■ **RECORD EXTRACTS**
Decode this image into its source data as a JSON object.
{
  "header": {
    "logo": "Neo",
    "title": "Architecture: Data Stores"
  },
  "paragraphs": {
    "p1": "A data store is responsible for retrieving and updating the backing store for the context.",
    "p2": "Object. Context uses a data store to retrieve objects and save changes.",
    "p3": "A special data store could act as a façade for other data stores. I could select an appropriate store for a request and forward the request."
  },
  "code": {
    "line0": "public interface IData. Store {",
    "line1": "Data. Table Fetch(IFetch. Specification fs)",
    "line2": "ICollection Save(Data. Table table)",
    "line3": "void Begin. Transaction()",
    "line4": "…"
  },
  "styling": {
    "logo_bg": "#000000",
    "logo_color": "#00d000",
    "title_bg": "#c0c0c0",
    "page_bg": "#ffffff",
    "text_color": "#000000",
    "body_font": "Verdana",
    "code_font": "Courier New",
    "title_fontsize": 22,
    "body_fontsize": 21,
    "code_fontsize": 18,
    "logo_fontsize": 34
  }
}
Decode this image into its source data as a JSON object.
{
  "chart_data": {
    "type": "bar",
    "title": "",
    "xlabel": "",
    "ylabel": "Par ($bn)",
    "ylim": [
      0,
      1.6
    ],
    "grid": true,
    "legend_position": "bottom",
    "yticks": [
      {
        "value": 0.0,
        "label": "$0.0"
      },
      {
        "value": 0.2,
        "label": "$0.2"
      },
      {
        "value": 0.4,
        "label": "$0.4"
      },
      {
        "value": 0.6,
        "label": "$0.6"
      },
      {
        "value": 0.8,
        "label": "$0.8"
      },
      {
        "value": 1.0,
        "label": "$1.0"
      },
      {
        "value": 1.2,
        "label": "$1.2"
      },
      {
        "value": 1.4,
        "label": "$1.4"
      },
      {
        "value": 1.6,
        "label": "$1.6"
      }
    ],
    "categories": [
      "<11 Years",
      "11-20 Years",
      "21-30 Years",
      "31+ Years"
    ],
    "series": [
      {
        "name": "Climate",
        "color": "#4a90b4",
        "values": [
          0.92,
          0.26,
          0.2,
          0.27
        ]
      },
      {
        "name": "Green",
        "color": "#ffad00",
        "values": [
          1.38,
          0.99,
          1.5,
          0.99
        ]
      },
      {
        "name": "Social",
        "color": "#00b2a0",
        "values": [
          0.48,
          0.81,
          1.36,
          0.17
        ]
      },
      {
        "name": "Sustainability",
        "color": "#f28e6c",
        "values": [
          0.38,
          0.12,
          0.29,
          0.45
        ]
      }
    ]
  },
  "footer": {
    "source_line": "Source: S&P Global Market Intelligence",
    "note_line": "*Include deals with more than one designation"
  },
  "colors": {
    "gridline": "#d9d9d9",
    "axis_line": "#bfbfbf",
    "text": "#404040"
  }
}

■ **SHORT PROBLEM**
Every entry should be printed again exactly as written.

■ **RESPONSE TO THE EXERCISE**
Decode this image into its source data as a JSON object.
{
  "header": {
    "logo": "Neo",
    "title": "Architecture: Data Stores"
  },
  "paragraphs": {
    "p1": "A data store is responsible for retrieving and updating the backing store for the context.",
    "p2": "Object. Context uses a data store to retrieve objects and save changes.",
    "p3": "A special data store could act as a façade for other data stores. I could select an appropriate store for a request and forward the request."
  },
  "code": {
    "line0": "public interface IData. Store {",
    "line1": "Data. Table Fetch(IFetch. Specification fs)",
    "line2": "ICollection Save(Data. Table table)",
    "line3": "void Begin. Transaction()",
    "line4": "…"
  },
  "styling": {
    "logo_bg": "#000000",
    "logo_color": "#00d000",
    "title_bg": "#c0c0c0",
    "page_bg": "#ffffff",
    "text_color": "#000000",
    "body_font": "Verdana",
    "code_font": "Courier New",
    "title_fontsize": 22,
    "body_fontsize": 21,
    "code_fontsize": 18,
    "logo_fontsize": 34
  }
}
Decode this image into its source data as a JSON object.
{
  "chart_data": {
    "type": "bar",
    "title": "",
    "xlabel": "",
    "ylabel": "Par ($bn)",
    "ylim": [
      0,
      1.6
    ],
    "grid": true,
    "legend_position": "bottom",
    "yticks": [
      {
        "value": 0.0,
        "label": "$0.0"
      },
      {
        "value": 0.2,
        "label": "$0.2"
      },
      {
        "value": 0.4,
        "label": "$0.4"
      },
      {
        "value": 0.6,
        "label": "$0.6"
      },
      {
        "value": 0.8,
        "label": "$0.8"
      },
      {
        "value": 1.0,
        "label": "$1.0"
      },
      {
        "value": 1.2,
        "label": "$1.2"
      },
      {
        "value": 1.4,
        "label": "$1.4"
      },
      {
        "value": 1.6,
        "label": "$1.6"
      }
    ],
    "categories": [
      "<11 Years",
      "11-20 Years",
      "21-30 Years",
      "31+ Years"
    ],
    "series": [
      {
        "name": "Climate",
        "color": "#4a90b4",
        "values": [
          0.92,
          0.26,
          0.2,
          0.27
        ]
      },
      {
        "name": "Green",
        "color": "#ffad00",
        "values": [
          1.38,
          0.99,
          1.5,
          0.99
        ]
      },
      {
        "name": "Social",
        "color": "#00b2a0",
        "values": [
          0.48,
          0.81,
          1.36,
          0.17
        ]
      },
      {
        "name": "Sustainability",
        "color": "#f28e6c",
        "values": [
          0.38,
          0.12,
          0.29,
          0.45
        ]
      }
    ]
  },
  "footer": {
    "source_line": "Source: S&P Global Market Intelligence",
    "note_line": "*Include deals with more than one designation"
  },
  "colors": {
    "gridline": "#d9d9d9",
    "axis_line": "#bfbfbf",
    "text": "#404040"
  }
}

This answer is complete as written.